Items from a figure collection:

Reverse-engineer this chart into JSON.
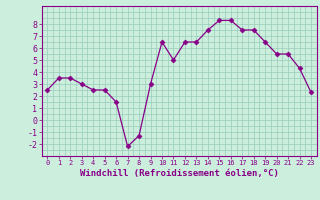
{
  "x": [
    0,
    1,
    2,
    3,
    4,
    5,
    6,
    7,
    8,
    9,
    10,
    11,
    12,
    13,
    14,
    15,
    16,
    17,
    18,
    19,
    20,
    21,
    22,
    23
  ],
  "y": [
    2.5,
    3.5,
    3.5,
    3.0,
    2.5,
    2.5,
    1.5,
    -2.2,
    -1.3,
    3.0,
    6.5,
    5.0,
    6.5,
    6.5,
    7.5,
    8.3,
    8.3,
    7.5,
    7.5,
    6.5,
    5.5,
    5.5,
    4.3,
    2.3
  ],
  "line_color": "#880088",
  "marker": "D",
  "marker_size": 2.5,
  "bg_color": "#cceedd",
  "grid_color": "#99ccbb",
  "xlabel": "Windchill (Refroidissement éolien,°C)",
  "xlabel_fontsize": 6.5,
  "ylabel_ticks": [
    -2,
    -1,
    0,
    1,
    2,
    3,
    4,
    5,
    6,
    7,
    8
  ],
  "xlim": [
    -0.5,
    23.5
  ],
  "ylim": [
    -2.8,
    9.2
  ],
  "xticks": [
    0,
    1,
    2,
    3,
    4,
    5,
    6,
    7,
    8,
    9,
    10,
    11,
    12,
    13,
    14,
    15,
    16,
    17,
    18,
    19,
    20,
    21,
    22,
    23
  ]
}
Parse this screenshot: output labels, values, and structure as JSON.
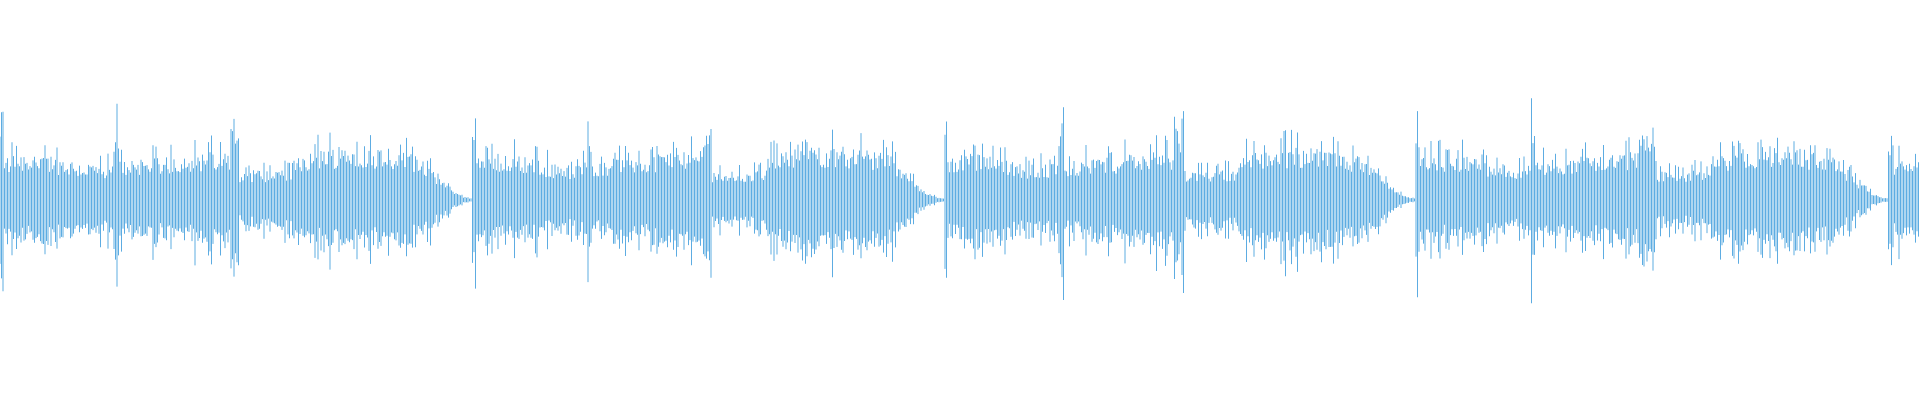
{
  "waveform": {
    "color": "#5dace2",
    "background": "#ffffff",
    "segments_visible": 5
  }
}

§ **WRITTEN EXERCISE**
Transcribe all the data word for word; the images stay out.

§ **ANSWER FOR THIS EXERCISE**
Reverse-engineer this chart into JSON.
{
  "x": [
    0,
    1,
    2,
    3,
    4,
    5,
    6,
    7,
    8,
    9,
    10,
    11,
    12,
    13,
    14,
    15,
    16,
    17,
    18,
    19,
    20,
    21,
    22,
    23
  ],
  "y": [
    2.5,
    3.5,
    3.5,
    3.0,
    2.5,
    2.5,
    1.5,
    -2.2,
    -1.3,
    3.0,
    6.5,
    5.0,
    6.5,
    6.5,
    7.5,
    8.3,
    8.3,
    7.5,
    7.5,
    6.5,
    5.5,
    5.5,
    4.3,
    2.3
  ],
  "line_color": "#880088",
  "marker": "D",
  "marker_size": 2.5,
  "bg_color": "#cceedd",
  "grid_color": "#99ccbb",
  "xlabel": "Windchill (Refroidissement éolien,°C)",
  "xlabel_fontsize": 6.5,
  "ylabel_ticks": [
    -2,
    -1,
    0,
    1,
    2,
    3,
    4,
    5,
    6,
    7,
    8
  ],
  "xlim": [
    -0.5,
    23.5
  ],
  "ylim": [
    -2.8,
    9.2
  ],
  "xticks": [
    0,
    1,
    2,
    3,
    4,
    5,
    6,
    7,
    8,
    9,
    10,
    11,
    12,
    13,
    14,
    15,
    16,
    17,
    18,
    19,
    20,
    21,
    22,
    23
  ]
}
Parse this screenshot: output labels, values, and structure as JSON.
{
  "waveform": {
    "color": "#5dace2",
    "background": "#ffffff",
    "segments_visible": 5
  }
}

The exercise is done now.